- [TASK INSTRUCTIONS]
Copy out each line that has "Nadine" in it.

- [MATERIAL FOR THIS EXERCISE]
----------------

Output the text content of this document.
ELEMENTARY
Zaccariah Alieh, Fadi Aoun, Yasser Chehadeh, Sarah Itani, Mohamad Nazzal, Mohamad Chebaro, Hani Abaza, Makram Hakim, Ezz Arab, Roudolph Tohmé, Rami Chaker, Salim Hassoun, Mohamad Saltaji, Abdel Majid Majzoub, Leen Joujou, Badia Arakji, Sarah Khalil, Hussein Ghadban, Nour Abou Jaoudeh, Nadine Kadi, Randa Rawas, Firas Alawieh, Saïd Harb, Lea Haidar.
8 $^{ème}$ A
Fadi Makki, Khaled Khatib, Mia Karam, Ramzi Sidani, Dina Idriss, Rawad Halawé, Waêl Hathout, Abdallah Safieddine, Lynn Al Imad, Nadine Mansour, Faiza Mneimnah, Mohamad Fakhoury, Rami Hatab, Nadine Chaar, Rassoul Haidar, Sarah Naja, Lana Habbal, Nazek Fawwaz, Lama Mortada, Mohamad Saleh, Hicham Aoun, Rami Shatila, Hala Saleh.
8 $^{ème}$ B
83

----------------

- [SOLUTION]
Zaccariah Alieh, Fadi Aoun, Yasser Chehadeh, Sarah Itani, Mohamad Nazzal, Mohamad Chebaro, Hani Abaza, Makram Hakim, Ezz Arab, Roudolph Tohmé, Rami Chaker, Salim Hassoun, Mohamad Saltaji, Abdel Majid Majzoub, Leen Joujou, Badia Arakji, Sarah Khalil, Hussein Ghadban, Nour Abou Jaoudeh, Nadine Kadi, Randa Rawas, Firas Alawieh, Saïd Harb, Lea Haidar.
Fadi Makki, Khaled Khatib, Mia Karam, Ramzi Sidani, Dina Idriss, Rawad Halawé, Waêl Hathout, Abdallah Safieddine, Lynn Al Imad, Nadine Mansour, Faiza Mneimnah, Mohamad Fakhoury, Rami Hatab, Nadine Chaar, Rassoul Haidar, Sarah Naja, Lana Habbal, Nazek Fawwaz, Lama Mortada, Mohamad Saleh, Hicham Aoun, Rami Shatila, Hala Saleh.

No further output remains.